[Recorded information]
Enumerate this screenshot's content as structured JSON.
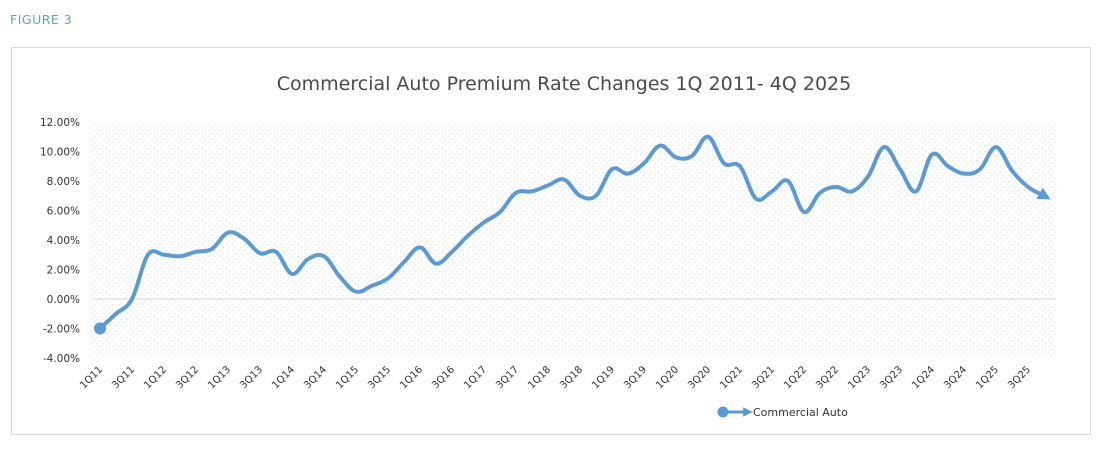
{
  "figure_label": "FIGURE 3",
  "chart_data": {
    "type": "line",
    "title": "Commercial Auto Premium Rate Changes 1Q 2011- 4Q 2025",
    "xlabel": "",
    "ylabel": "",
    "ylim": [
      -4,
      12
    ],
    "y_ticks": [
      "12.00%",
      "10.00%",
      "8.00%",
      "6.00%",
      "4.00%",
      "2.00%",
      "0.00%",
      "-2.00%",
      "-4.00%"
    ],
    "x_tick_labels": [
      "1Q11",
      "3Q11",
      "1Q12",
      "3Q12",
      "1Q13",
      "3Q13",
      "1Q14",
      "3Q14",
      "1Q15",
      "3Q15",
      "1Q16",
      "3Q16",
      "1Q17",
      "3Q17",
      "1Q18",
      "3Q18",
      "1Q19",
      "3Q19",
      "1Q20",
      "3Q20",
      "1Q21",
      "3Q21",
      "1Q22",
      "3Q22",
      "1Q23",
      "3Q23",
      "1Q24",
      "3Q24",
      "1Q25",
      "3Q25"
    ],
    "categories": [
      "1Q11",
      "2Q11",
      "3Q11",
      "4Q11",
      "1Q12",
      "2Q12",
      "3Q12",
      "4Q12",
      "1Q13",
      "2Q13",
      "3Q13",
      "4Q13",
      "1Q14",
      "2Q14",
      "3Q14",
      "4Q14",
      "1Q15",
      "2Q15",
      "3Q15",
      "4Q15",
      "1Q16",
      "2Q16",
      "3Q16",
      "4Q16",
      "1Q17",
      "2Q17",
      "3Q17",
      "4Q17",
      "1Q18",
      "2Q18",
      "3Q18",
      "4Q18",
      "1Q19",
      "2Q19",
      "3Q19",
      "4Q19",
      "1Q20",
      "2Q20",
      "3Q20",
      "4Q20",
      "1Q21",
      "2Q21",
      "3Q21",
      "4Q21",
      "1Q22",
      "2Q22",
      "3Q22",
      "4Q22",
      "1Q23",
      "2Q23",
      "3Q23",
      "4Q23",
      "1Q24",
      "2Q24",
      "3Q24",
      "4Q24",
      "1Q25",
      "2Q25",
      "3Q25",
      "4Q25"
    ],
    "series": [
      {
        "name": "Commercial Auto",
        "color": "#5b9bd5",
        "values": [
          -2.0,
          -1.0,
          0.0,
          3.0,
          3.0,
          2.9,
          3.2,
          3.4,
          4.5,
          4.1,
          3.1,
          3.2,
          1.7,
          2.7,
          2.9,
          1.5,
          0.5,
          0.9,
          1.4,
          2.5,
          3.5,
          2.4,
          3.2,
          4.3,
          5.2,
          5.9,
          7.2,
          7.3,
          7.7,
          8.1,
          7.0,
          7.0,
          8.8,
          8.5,
          9.2,
          10.4,
          9.6,
          9.7,
          11.0,
          9.2,
          9.0,
          6.8,
          7.3,
          8.0,
          5.9,
          7.2,
          7.6,
          7.3,
          8.3,
          10.3,
          8.8,
          7.3,
          9.8,
          9.0,
          8.5,
          8.8,
          10.3,
          8.7,
          7.6,
          7.0
        ]
      }
    ],
    "legend": {
      "label": "Commercial Auto",
      "position": "bottom-center"
    },
    "grid": false
  }
}
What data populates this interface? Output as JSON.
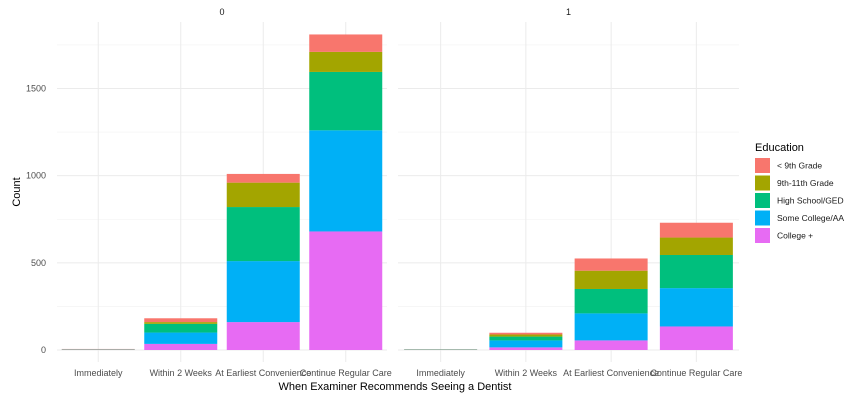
{
  "chart_data": {
    "type": "bar",
    "stacked": true,
    "facet_labels": [
      "0",
      "1"
    ],
    "categories": [
      "Immediately",
      "Within 2 Weeks",
      "At Earliest Convenience",
      "Continue Regular Care"
    ],
    "xlabel": "When Examiner Recommends Seeing a Dentist",
    "ylabel": "Count",
    "ylim": [
      0,
      1850
    ],
    "y_ticks": [
      0,
      500,
      1000,
      1500
    ],
    "legend": {
      "title": "Education",
      "position": "right"
    },
    "series": [
      {
        "name": "< 9th Grade",
        "color": "#F8766D",
        "facets": [
          [
            2,
            22,
            50,
            100
          ],
          [
            1,
            10,
            70,
            85
          ]
        ]
      },
      {
        "name": "9th-11th Grade",
        "color": "#A3A500",
        "facets": [
          [
            1,
            10,
            140,
            115
          ],
          [
            1,
            12,
            105,
            100
          ]
        ]
      },
      {
        "name": "High School/GED",
        "color": "#00BF7D",
        "facets": [
          [
            1,
            50,
            310,
            335
          ],
          [
            1,
            22,
            140,
            190
          ]
        ]
      },
      {
        "name": "Some College/AA",
        "color": "#00B0F6",
        "facets": [
          [
            1,
            65,
            350,
            580
          ],
          [
            1,
            40,
            155,
            220
          ]
        ]
      },
      {
        "name": "College +",
        "color": "#E76BF3",
        "facets": [
          [
            1,
            35,
            160,
            680
          ],
          [
            1,
            15,
            55,
            135
          ]
        ]
      }
    ]
  }
}
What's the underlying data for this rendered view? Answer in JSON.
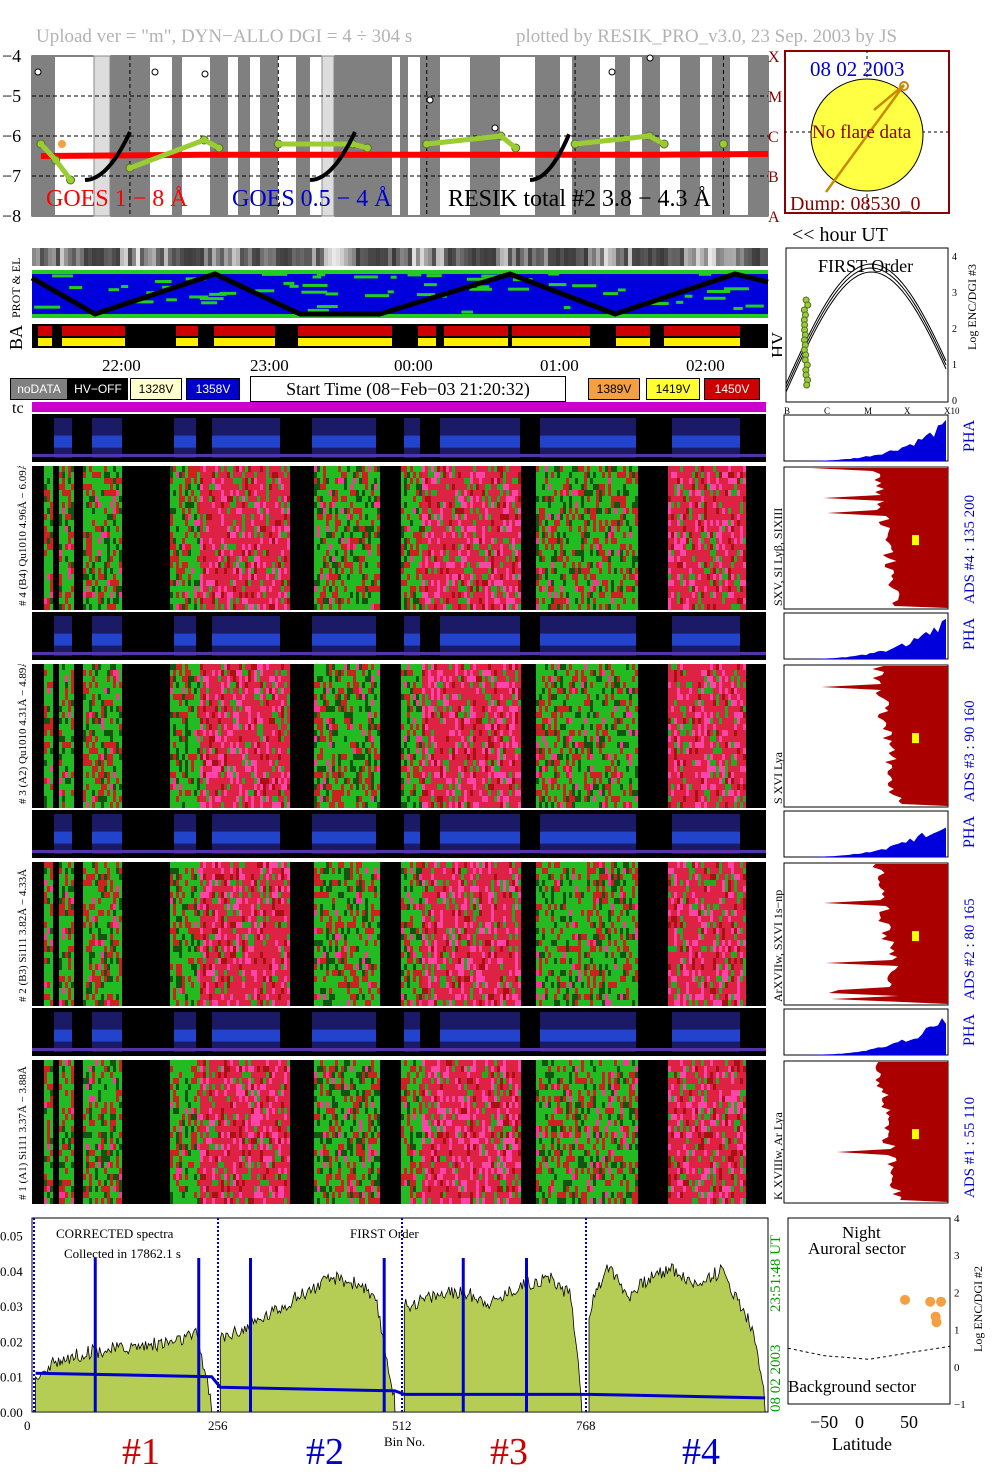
{
  "header": {
    "left": "Upload ver = \"m\", DYN−ALLO DGI =   4 ÷ 304 s",
    "right": "plotted by RESIK_PRO_v3.0, 23 Sep. 2003 by JS"
  },
  "goes_panel": {
    "y_ticks": [
      "−4",
      "−5",
      "−6",
      "−7",
      "−8"
    ],
    "class_labels": [
      "X",
      "M",
      "C",
      "B",
      "A"
    ],
    "legend": {
      "goes_long": "GOES 1 − 8 Å",
      "goes_short": "GOES 0.5 − 4 Å",
      "resik": "RESIK total #2  3.8 − 4.3 Å"
    },
    "hour_ticks": [
      "22",
      "23",
      "24",
      "25",
      "26"
    ],
    "hour_unit": "<< hour UT",
    "colors": {
      "goes_long": "#ff0000",
      "goes_short": "#0000cc",
      "resik": "#9acd32",
      "resik_pre": "#f4a040"
    }
  },
  "sun_panel": {
    "date": "08 02 2003",
    "status": "No flare data",
    "dump": "Dump: 08530_0"
  },
  "orbit_panel": {
    "labels": [
      "PROT & EL",
      "BA",
      "HV"
    ]
  },
  "time_axis": {
    "ticks": [
      "22:00",
      "23:00",
      "00:00",
      "01:00",
      "02:00"
    ]
  },
  "legend_row": {
    "nodata": "noDATA",
    "hvoff": "HV−OFF",
    "v1": "1328V",
    "v2": "1358V",
    "start_time": "Start Time (08−Feb−03 21:20:32)",
    "v3": "1389V",
    "v4": "1419V",
    "v5": "1450V",
    "tc": "tc",
    "colors": {
      "v1": "#ffffcc",
      "v2": "#0000cc",
      "v3": "#f4a040",
      "v4": "#ffff33",
      "v5": "#cc0000",
      "tc": "#cc00cc"
    }
  },
  "first_order_panel": {
    "title": "FIRST Order",
    "x_ticks": [
      "B",
      "C",
      "M",
      "X",
      "X10"
    ],
    "y_ticks": [
      "4",
      "3",
      "2",
      "1",
      "0"
    ],
    "ylabel": "Log ENC/DGI #3"
  },
  "channels": [
    {
      "left_label": "# 4 (B4) Qu1010 4.96Å − 6.09Å",
      "lines": "SXV, SI Lyβ, SIXIII",
      "ads": "ADS #4 :   135 200",
      "pha": "PHA"
    },
    {
      "left_label": "# 3 (A2) Qu1010  4.31Å − 4.89Å",
      "lines": "S XVI Lya",
      "ads": "ADS #3 :    90 160",
      "pha": "PHA"
    },
    {
      "left_label": "# 2 (B3) Si111  3.82Å − 4.33Å",
      "lines": "ArXVIIw, SXVI 1s−np",
      "ads": "ADS #2 :    80 165",
      "pha": "PHA"
    },
    {
      "left_label": "# 1 (A1) Si111  3.37Å − 3.88Å",
      "lines": "K XVIIIw, Ar Lya",
      "ads": "ADS #1 :    55 110",
      "pha": "PHA"
    }
  ],
  "spectrum_panel": {
    "title_left": "CORRECTED spectra",
    "collected": "Collected in 17862.1 s",
    "title_center": "FIRST Order",
    "x_ticks": [
      "0",
      "256",
      "512",
      "768"
    ],
    "xlabel": "Bin No.",
    "y_ticks": [
      "0.05",
      "0.04",
      "0.03",
      "0.02",
      "0.01",
      "0.00"
    ],
    "side_time": "23:51:48 UT",
    "side_date": "08 02 2003",
    "channel_labels": [
      "#1",
      "#2",
      "#3",
      "#4"
    ],
    "channel_colors": [
      "#cc0000",
      "#0000cc",
      "#cc0000",
      "#0000cc"
    ]
  },
  "latitude_panel": {
    "title1": "Night",
    "title2": "Auroral sector",
    "bottom": "Background sector",
    "x_ticks": [
      "−50",
      "0",
      "50"
    ],
    "xlabel": "Latitude",
    "y_ticks": [
      "4",
      "3",
      "2",
      "1",
      "0",
      "−1"
    ],
    "ylabel": "Log ENC/DGI #2"
  },
  "chart_data": [
    {
      "type": "scatter",
      "title": "",
      "xlabel": "hour UT",
      "ylabel": "",
      "xlim": [
        21.34,
        26.3
      ],
      "ylim": [
        -8,
        -4
      ],
      "series": [
        {
          "name": "GOES 1 − 8 Å",
          "x": [
            21.4,
            22.5,
            23.5,
            24.5,
            25.5,
            26.3
          ],
          "y": [
            -6.5,
            -6.47,
            -6.47,
            -6.47,
            -6.47,
            -6.45
          ]
        },
        {
          "name": "RESIK total #2  3.8 − 4.3 Å",
          "x": [
            21.4,
            21.5,
            21.6,
            22.0,
            22.5,
            22.6,
            23.0,
            23.5,
            23.6,
            24.0,
            24.5,
            24.6,
            25.0,
            25.5,
            25.6,
            26.0
          ],
          "y": [
            -6.2,
            -6.6,
            -7.1,
            -6.8,
            -6.1,
            -6.3,
            -6.2,
            -6.2,
            -6.3,
            -6.2,
            -6.0,
            -6.3,
            -6.2,
            -6.0,
            -6.2,
            -6.2
          ]
        }
      ]
    },
    {
      "type": "area",
      "title": "",
      "xlabel": "Bin No.",
      "ylabel": "",
      "xlim": [
        0,
        1024
      ],
      "ylim": [
        0,
        0.055
      ],
      "series": [
        {
          "name": "#1",
          "x": [
            5,
            40,
            80,
            120,
            160,
            200,
            230,
            250
          ],
          "y": [
            0.01,
            0.015,
            0.017,
            0.018,
            0.019,
            0.02,
            0.022,
            0.002
          ]
        },
        {
          "name": "#2",
          "x": [
            262,
            300,
            340,
            380,
            420,
            460,
            480,
            505
          ],
          "y": [
            0.021,
            0.024,
            0.029,
            0.034,
            0.038,
            0.036,
            0.03,
            0.003
          ]
        },
        {
          "name": "#3",
          "x": [
            518,
            560,
            600,
            640,
            680,
            720,
            750,
            765
          ],
          "y": [
            0.03,
            0.033,
            0.034,
            0.031,
            0.036,
            0.038,
            0.033,
            0.004
          ]
        },
        {
          "name": "#4",
          "x": [
            775,
            800,
            830,
            860,
            890,
            920,
            960,
            1000,
            1020
          ],
          "y": [
            0.028,
            0.042,
            0.033,
            0.038,
            0.041,
            0.036,
            0.04,
            0.025,
            0.005
          ]
        },
        {
          "name": "",
          "x": [
            5,
            250,
            262,
            505,
            518,
            765,
            775,
            1020
          ],
          "y": [
            0.011,
            0.01,
            0.007,
            0.006,
            0.005,
            0.005,
            0.005,
            0.004
          ]
        }
      ]
    },
    {
      "type": "scatter",
      "title": "",
      "xlabel": "Latitude",
      "ylabel": "Log ENC/DGI #2",
      "xlim": [
        -90,
        90
      ],
      "ylim": [
        -1,
        4
      ],
      "series": [
        {
          "name": "",
          "x": [
            40,
            68,
            75,
            74,
            80
          ],
          "y": [
            1.8,
            1.75,
            1.2,
            1.35,
            1.75
          ]
        }
      ]
    }
  ]
}
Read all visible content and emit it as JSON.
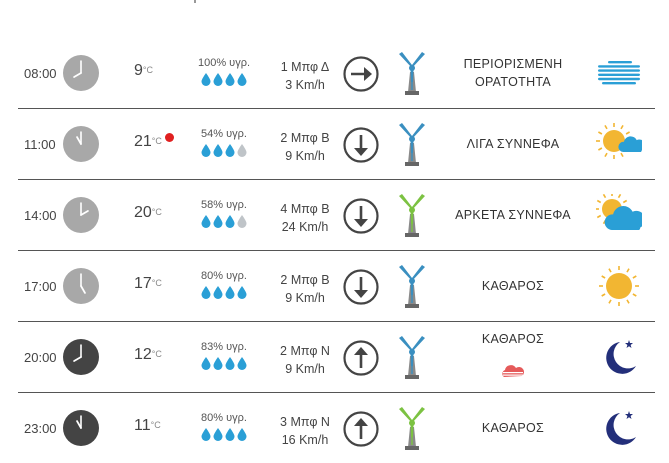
{
  "forecast": {
    "rows": [
      {
        "time": "08:00",
        "clock_hour": 8,
        "clock_dark": false,
        "temp": "9",
        "unit": "°C",
        "hot": false,
        "humidity": "100% υγρ.",
        "drops_full": 4,
        "wind_bft": "1 Μπφ Δ",
        "wind_speed": "3 Km/h",
        "wind_dir_icon": "arrow-right-icon",
        "wind_dir_deg": 90,
        "mill_color": "#3a8fc0",
        "desc": "ΠΕΡΙΟΡΙΣΜΕΝΗ ΟΡΑΤΟΤΗΤΑ",
        "weather_icon": "fog-icon"
      },
      {
        "time": "11:00",
        "clock_hour": 11,
        "clock_dark": false,
        "temp": "21",
        "unit": "°C",
        "hot": true,
        "humidity": "54% υγρ.",
        "drops_full": 3,
        "wind_bft": "2 Μπφ Β",
        "wind_speed": "9 Km/h",
        "wind_dir_icon": "arrow-down-icon",
        "wind_dir_deg": 180,
        "mill_color": "#3a8fc0",
        "desc": "ΛΙΓΑ ΣΥΝΝΕΦΑ",
        "weather_icon": "sun-small-cloud-icon"
      },
      {
        "time": "14:00",
        "clock_hour": 2,
        "clock_dark": false,
        "temp": "20",
        "unit": "°C",
        "hot": false,
        "humidity": "58% υγρ.",
        "drops_full": 3,
        "wind_bft": "4 Μπφ Β",
        "wind_speed": "24 Km/h",
        "wind_dir_icon": "arrow-down-icon",
        "wind_dir_deg": 180,
        "mill_color": "#7cc242",
        "desc": "ΑΡΚΕΤΑ ΣΥΝΝΕΦΑ",
        "weather_icon": "sun-cloud-icon"
      },
      {
        "time": "17:00",
        "clock_hour": 5,
        "clock_dark": false,
        "temp": "17",
        "unit": "°C",
        "hot": false,
        "humidity": "80% υγρ.",
        "drops_full": 4,
        "wind_bft": "2 Μπφ Β",
        "wind_speed": "9 Km/h",
        "wind_dir_icon": "arrow-down-icon",
        "wind_dir_deg": 180,
        "mill_color": "#3a8fc0",
        "desc": "ΚΑΘΑΡΟΣ",
        "weather_icon": "sun-icon"
      },
      {
        "time": "20:00",
        "clock_hour": 8,
        "clock_dark": true,
        "temp": "12",
        "unit": "°C",
        "hot": false,
        "humidity": "83% υγρ.",
        "drops_full": 4,
        "wind_bft": "2 Μπφ Ν",
        "wind_speed": "9 Km/h",
        "wind_dir_icon": "arrow-up-icon",
        "wind_dir_deg": 0,
        "mill_color": "#3a8fc0",
        "desc": "ΚΑΘΑΡΟΣ",
        "weather_icon": "moon-icon",
        "extra_icon": "red-haze-icon"
      },
      {
        "time": "23:00",
        "clock_hour": 11,
        "clock_dark": true,
        "temp": "11",
        "unit": "°C",
        "hot": false,
        "humidity": "80% υγρ.",
        "drops_full": 4,
        "wind_bft": "3 Μπφ Ν",
        "wind_speed": "16 Km/h",
        "wind_dir_icon": "arrow-up-icon",
        "wind_dir_deg": 0,
        "mill_color": "#7cc242",
        "desc": "ΚΑΘΑΡΟΣ",
        "weather_icon": "moon-icon"
      }
    ]
  },
  "colors": {
    "drop_full": "#2a9fd6",
    "drop_empty": "#bfc4c8",
    "clock_light": "#a8a8a8",
    "clock_dark": "#444444",
    "sun": "#f2b632",
    "cloud": "#2a9fd6",
    "moon": "#232f7a"
  }
}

[Short exercise]
Where a line in the entries holds "true", copy that line.

[Solution for this task]
    "stacked": true,
        "hot": true,
        "clock_dark": true,
        "clock_dark": true,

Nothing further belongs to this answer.